## [What the exercise asks]
Using the material below, copy every line where "Computation" appears.
::: Extracted entries
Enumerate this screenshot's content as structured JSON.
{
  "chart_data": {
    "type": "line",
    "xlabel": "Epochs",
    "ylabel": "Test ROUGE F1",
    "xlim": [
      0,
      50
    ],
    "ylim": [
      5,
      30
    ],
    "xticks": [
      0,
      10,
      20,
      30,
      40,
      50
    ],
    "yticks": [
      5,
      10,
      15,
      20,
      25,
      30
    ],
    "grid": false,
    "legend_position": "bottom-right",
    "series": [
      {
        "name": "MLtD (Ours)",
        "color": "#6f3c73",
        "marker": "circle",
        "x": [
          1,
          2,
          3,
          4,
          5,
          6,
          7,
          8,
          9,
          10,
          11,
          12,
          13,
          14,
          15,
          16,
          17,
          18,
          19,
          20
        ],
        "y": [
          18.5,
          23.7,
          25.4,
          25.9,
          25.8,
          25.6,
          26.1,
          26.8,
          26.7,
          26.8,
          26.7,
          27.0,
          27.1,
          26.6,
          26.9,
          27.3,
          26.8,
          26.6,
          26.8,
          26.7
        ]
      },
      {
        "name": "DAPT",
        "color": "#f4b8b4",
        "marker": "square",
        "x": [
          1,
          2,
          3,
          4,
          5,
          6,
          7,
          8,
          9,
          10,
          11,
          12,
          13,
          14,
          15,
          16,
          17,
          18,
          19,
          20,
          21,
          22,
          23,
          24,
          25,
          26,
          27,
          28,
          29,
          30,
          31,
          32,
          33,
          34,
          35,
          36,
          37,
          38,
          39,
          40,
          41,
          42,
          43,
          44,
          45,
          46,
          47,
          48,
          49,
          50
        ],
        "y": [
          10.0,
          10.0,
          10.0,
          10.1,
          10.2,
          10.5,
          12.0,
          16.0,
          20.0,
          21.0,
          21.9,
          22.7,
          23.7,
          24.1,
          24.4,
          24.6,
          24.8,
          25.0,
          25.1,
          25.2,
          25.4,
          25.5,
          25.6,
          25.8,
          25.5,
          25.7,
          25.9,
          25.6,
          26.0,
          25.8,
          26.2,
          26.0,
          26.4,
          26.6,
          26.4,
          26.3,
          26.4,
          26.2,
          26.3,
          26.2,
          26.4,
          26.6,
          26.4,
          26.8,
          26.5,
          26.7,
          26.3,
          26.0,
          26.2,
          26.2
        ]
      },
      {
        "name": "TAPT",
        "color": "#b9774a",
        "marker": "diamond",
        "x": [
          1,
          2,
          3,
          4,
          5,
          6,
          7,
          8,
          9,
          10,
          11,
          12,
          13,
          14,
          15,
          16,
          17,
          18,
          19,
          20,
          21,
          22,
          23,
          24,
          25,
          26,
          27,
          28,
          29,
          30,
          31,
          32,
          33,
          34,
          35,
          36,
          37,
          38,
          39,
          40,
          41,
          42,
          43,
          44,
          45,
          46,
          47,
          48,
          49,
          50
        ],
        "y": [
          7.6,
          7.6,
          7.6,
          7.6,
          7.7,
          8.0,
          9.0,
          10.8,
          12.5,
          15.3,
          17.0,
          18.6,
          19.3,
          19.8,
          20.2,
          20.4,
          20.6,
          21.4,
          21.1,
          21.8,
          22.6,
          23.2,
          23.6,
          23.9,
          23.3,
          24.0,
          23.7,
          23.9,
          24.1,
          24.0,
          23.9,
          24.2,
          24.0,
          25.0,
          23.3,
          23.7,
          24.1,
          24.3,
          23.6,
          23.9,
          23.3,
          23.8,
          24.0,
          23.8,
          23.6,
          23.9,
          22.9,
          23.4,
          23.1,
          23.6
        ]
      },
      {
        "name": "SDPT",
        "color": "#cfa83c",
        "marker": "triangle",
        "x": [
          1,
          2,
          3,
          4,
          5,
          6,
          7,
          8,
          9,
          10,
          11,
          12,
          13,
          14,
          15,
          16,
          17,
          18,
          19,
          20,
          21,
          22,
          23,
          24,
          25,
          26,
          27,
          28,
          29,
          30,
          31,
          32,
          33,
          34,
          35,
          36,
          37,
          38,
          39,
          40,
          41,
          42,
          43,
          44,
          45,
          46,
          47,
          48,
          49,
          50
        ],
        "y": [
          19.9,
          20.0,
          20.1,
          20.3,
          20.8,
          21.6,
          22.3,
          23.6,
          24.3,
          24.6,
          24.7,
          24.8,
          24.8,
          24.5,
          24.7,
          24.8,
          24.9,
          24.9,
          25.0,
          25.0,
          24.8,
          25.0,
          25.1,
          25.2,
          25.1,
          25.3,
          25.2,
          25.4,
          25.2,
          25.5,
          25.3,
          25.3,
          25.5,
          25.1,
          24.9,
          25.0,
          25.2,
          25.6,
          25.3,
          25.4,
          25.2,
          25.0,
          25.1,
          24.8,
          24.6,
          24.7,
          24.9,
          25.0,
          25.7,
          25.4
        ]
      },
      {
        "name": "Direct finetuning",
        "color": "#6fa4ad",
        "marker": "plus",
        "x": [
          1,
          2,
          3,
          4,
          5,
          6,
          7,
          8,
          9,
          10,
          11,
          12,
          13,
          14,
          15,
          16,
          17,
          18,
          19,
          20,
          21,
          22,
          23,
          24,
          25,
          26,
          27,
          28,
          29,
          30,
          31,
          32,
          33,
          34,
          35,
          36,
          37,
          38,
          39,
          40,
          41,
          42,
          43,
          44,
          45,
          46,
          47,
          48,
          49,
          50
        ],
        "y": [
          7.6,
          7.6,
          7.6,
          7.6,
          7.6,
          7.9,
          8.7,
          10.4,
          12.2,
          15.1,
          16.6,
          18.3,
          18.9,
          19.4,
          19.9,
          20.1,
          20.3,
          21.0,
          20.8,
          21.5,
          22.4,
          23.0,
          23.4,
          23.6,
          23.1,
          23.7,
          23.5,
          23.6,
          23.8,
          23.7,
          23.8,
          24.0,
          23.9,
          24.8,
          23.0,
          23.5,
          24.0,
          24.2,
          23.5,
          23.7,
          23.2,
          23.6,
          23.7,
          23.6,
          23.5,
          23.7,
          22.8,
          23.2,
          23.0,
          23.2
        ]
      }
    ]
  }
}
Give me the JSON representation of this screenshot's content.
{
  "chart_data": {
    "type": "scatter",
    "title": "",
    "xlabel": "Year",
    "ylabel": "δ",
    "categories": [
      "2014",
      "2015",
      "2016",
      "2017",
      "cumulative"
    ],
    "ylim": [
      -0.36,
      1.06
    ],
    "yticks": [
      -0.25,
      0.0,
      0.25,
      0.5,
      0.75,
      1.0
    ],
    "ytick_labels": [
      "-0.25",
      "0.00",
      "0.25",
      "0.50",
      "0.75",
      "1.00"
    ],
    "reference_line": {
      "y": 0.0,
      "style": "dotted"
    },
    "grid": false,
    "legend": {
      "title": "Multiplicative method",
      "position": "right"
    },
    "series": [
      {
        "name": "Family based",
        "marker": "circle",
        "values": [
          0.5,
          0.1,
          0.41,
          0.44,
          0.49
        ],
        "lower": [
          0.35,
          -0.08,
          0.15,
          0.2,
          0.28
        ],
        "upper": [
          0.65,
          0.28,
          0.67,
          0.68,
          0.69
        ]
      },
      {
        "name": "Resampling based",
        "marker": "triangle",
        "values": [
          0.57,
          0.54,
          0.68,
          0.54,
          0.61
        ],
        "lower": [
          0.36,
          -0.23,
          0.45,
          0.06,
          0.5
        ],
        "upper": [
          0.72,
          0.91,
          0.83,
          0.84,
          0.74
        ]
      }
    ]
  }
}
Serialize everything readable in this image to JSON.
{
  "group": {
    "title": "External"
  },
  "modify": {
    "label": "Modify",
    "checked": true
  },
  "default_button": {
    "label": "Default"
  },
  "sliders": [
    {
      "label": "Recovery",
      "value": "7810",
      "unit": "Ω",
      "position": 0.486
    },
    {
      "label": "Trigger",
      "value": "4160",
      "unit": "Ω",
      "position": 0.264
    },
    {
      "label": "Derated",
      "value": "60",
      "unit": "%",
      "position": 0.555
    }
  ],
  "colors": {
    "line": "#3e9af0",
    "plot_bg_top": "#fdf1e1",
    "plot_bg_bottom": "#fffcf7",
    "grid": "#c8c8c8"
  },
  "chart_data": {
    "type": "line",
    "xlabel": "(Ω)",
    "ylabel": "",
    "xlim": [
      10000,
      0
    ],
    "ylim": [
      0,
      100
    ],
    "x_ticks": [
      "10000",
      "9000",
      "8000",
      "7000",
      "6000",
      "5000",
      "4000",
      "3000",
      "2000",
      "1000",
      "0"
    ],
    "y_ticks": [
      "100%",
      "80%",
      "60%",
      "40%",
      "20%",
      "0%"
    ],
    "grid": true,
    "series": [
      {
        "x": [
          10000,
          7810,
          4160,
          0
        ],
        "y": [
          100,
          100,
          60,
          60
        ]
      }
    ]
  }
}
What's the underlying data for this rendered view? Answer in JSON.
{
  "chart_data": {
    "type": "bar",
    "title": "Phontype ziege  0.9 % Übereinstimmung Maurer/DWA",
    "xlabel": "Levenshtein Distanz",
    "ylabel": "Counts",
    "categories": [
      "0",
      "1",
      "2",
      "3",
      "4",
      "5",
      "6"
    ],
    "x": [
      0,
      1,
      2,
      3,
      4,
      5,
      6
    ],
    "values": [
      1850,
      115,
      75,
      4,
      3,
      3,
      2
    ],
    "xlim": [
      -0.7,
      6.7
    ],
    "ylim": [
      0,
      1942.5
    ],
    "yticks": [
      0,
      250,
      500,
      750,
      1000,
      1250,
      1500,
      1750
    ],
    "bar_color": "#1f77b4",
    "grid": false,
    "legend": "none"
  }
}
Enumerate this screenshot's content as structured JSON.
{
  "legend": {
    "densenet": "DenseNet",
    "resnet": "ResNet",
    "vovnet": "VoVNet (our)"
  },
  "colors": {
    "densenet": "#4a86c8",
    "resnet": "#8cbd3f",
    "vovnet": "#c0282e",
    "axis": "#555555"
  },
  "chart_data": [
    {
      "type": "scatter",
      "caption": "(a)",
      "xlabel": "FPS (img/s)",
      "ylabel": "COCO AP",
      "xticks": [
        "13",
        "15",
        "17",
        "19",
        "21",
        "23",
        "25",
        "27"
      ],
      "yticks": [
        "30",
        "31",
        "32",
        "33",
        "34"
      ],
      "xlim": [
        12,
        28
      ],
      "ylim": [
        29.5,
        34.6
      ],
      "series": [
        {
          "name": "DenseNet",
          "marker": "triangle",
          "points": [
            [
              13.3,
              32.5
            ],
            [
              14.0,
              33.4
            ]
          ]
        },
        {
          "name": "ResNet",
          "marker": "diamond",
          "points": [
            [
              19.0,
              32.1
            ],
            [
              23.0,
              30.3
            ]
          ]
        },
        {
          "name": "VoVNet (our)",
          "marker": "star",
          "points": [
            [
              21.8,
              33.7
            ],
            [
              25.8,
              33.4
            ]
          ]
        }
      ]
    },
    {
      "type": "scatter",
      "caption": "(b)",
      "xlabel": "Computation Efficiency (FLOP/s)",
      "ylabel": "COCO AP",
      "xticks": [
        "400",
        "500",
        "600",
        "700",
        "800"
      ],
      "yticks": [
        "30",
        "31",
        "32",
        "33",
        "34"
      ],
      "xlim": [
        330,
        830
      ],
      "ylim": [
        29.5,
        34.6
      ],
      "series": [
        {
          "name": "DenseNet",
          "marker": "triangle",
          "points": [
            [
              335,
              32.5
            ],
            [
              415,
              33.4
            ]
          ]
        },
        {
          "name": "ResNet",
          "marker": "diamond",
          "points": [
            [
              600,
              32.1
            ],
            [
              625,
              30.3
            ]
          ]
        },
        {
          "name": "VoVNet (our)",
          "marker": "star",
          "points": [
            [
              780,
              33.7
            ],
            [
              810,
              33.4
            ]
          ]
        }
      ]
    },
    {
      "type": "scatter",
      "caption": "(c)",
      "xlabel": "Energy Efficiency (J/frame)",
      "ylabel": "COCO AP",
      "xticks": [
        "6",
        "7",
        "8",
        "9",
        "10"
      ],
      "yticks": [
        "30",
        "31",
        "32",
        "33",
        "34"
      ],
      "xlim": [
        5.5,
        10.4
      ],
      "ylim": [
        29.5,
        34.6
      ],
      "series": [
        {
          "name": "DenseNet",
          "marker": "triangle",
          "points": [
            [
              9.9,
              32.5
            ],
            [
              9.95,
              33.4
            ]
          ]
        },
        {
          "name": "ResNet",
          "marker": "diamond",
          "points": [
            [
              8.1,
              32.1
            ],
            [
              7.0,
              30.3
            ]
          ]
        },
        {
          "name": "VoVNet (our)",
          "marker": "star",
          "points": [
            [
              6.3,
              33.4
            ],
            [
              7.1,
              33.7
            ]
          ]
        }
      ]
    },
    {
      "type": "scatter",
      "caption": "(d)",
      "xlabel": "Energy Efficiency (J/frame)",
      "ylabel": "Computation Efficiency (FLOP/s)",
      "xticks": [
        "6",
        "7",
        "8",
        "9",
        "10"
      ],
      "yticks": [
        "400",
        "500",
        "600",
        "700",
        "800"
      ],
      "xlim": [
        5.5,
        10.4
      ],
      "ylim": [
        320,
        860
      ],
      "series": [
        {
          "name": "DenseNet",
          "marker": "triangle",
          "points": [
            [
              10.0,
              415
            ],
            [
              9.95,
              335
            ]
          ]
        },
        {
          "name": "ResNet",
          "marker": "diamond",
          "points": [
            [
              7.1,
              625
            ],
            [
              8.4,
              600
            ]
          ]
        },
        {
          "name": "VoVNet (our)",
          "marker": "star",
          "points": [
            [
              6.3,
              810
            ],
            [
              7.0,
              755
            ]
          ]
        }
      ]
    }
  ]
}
::::::
## [Task output]
      "xlabel": "Computation Efficiency (FLOP/s)",
      "ylabel": "Computation Efficiency (FLOP/s)",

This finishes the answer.